● **Stated exercise**
Check each line of the listing below for the string "cycle", and copy the ones that have it.

▼

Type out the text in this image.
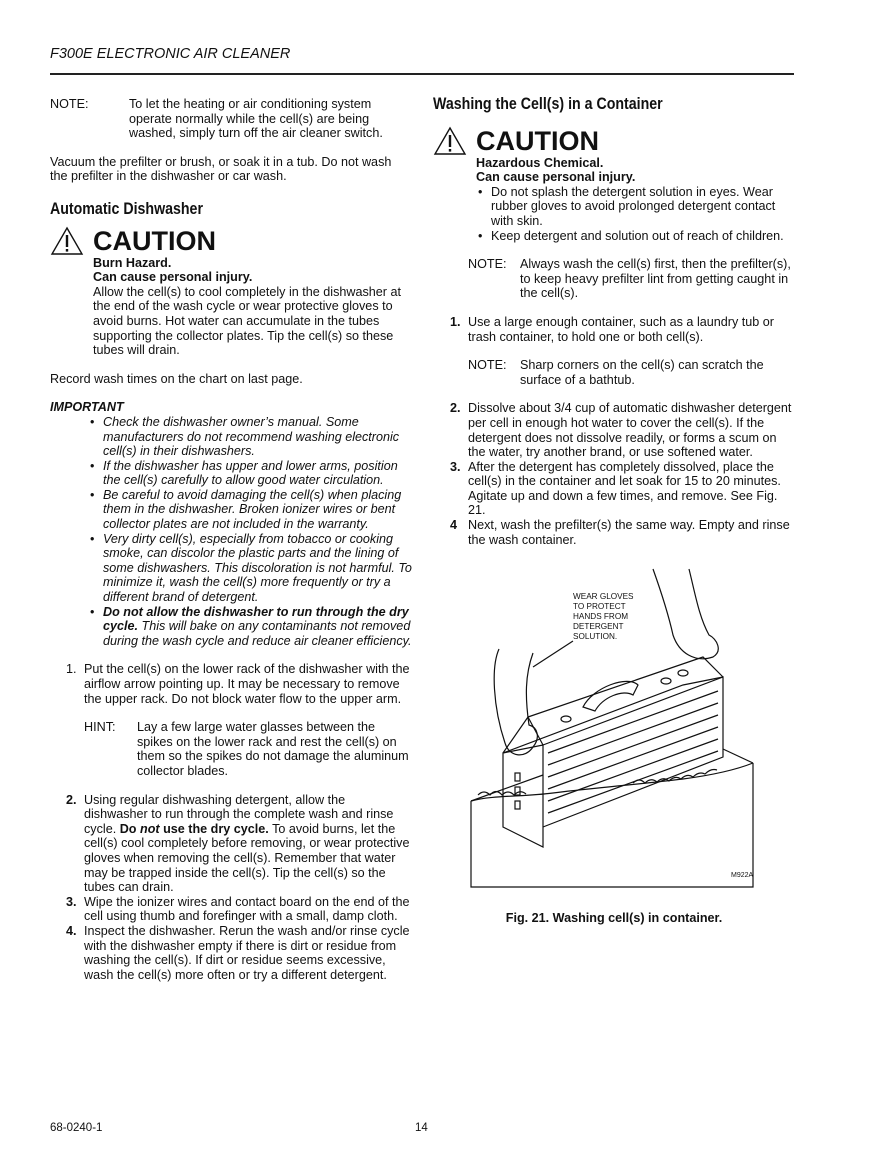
F300E ELECTRONIC AIR CLEANER
NOTE:	To let the heating or air conditioning system operate normally while the cell(s) are being washed, simply turn off the air cleaner switch.

Vacuum the prefilter or brush, or soak it in a tub. Do not wash the prefilter in the dishwasher or car wash.

Automatic Dishwasher

CAUTION

Burn Hazard.

Can cause personal injury.

Allow the cell(s) to cool completely in the dishwasher at the end of the wash cycle or wear protective gloves to avoid burns. Hot water can accumulate in the tubes supporting the collector plates. Tip the cell(s) so these tubes will drain.

Record wash times on the chart on last page.

IMPORTANT

• Check the dishwasher owner’s manual. Some manufacturers do not recommend washing electronic cell(s) in their dishwashers.
• If the dishwasher has upper and lower arms, position the cell(s) carefully to allow good water circulation.
• Be careful to avoid damaging the cell(s) when placing them in the dishwasher. Broken ionizer wires or bent collector plates are not included in the warranty.
• Very dirty cell(s), especially from tobacco or cooking smoke, can discolor the plastic parts and the lining of some dishwashers. This discoloration is not harmful. To minimize it, wash the cell(s) more frequently or try a different brand of detergent.
• Do not allow the dishwasher to run through the dry cycle. This will bake on any contaminants not removed during the wash cycle and reduce air cleaner efficiency.
1. Put the cell(s) on the lower rack of the dishwasher with the airflow arrow pointing up. It may be necessary to remove the upper rack. Do not block water flow to the upper arm.
HINT:	Lay a few large water glasses between the spikes on the lower rack and rest the cell(s) on them so the spikes do not damage the aluminum collector blades.
2. Using regular dishwashing detergent, allow the dishwasher to run through the complete wash and rinse cycle. Do not use the dry cycle. To avoid burns, let the cell(s) cool completely before removing, or wear protective gloves when removing the cell(s). Remember that water may be trapped inside the cell(s). Tip the cell(s) so the tubes can drain.
3. Wipe the ionizer wires and contact board on the end of the cell using thumb and forefinger with a small, damp cloth.
4. Inspect the dishwasher. Rerun the wash and/or rinse cycle with the dishwasher empty if there is dirt or residue from washing the cell(s). If dirt or residue seems excessive, wash the cell(s) more often or try a different detergent.

Washing the Cell(s) in a Container

CAUTION

Hazardous Chemical.

Can cause personal injury.

• Do not splash the detergent solution in eyes. Wear rubber gloves to avoid prolonged detergent contact with skin.
• Keep detergent and solution out of reach of children.
NOTE:	Always wash the cell(s) first, then the prefilter(s), to keep heavy prefilter lint from getting caught in the cell(s).
1. Use a large enough container, such as a laundry tub or trash container, to hold one or both cell(s).
NOTE:	Sharp corners on the cell(s) can scratch the surface of a bathtub.
2. Dissolve about 3/4 cup of automatic dishwasher detergent per cell in enough hot water to cover the cell(s). If the detergent does not dissolve readily, or forms a scum on the water, try another brand, or use softened water.
3. After the detergent has completely dissolved, place the cell(s) in the container and let soak for 15 to 20 minutes. Agitate up and down a few times, and remove. See Fig. 21.
4 Next, wash the prefilter(s) the same way. Empty and rinse the wash container.
WEAR GLOVES
TO PROTECT
HANDS FROM
DETERGENT
SOLUTION.
M922A

Fig. 21. Washing cell(s) in container.

68-0240-1	14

▲

● **Solution to this exercise**
Allow the cell(s) to cool completely in the dishwasher at the end of the wash cycle or wear protective gloves to avoid burns. Hot water can accumulate in the tubes supporting the collector plates. Tip the cell(s) so these tubes will drain.
• Do not allow the dishwasher to run through the dry cycle. This will bake on any contaminants not removed during the wash cycle and reduce air cleaner efficiency.
2. Using regular dishwashing detergent, allow the dishwasher to run through the complete wash and rinse cycle. Do not use the dry cycle. To avoid burns, let the cell(s) cool completely before removing, or wear protective gloves when removing the cell(s). Remember that water may be trapped inside the cell(s). Tip the cell(s) so the tubes can drain.
4. Inspect the dishwasher. Rerun the wash and/or rinse cycle with the dishwasher empty if there is dirt or residue from washing the cell(s). If dirt or residue seems excessive, wash the cell(s) more often or try a different detergent.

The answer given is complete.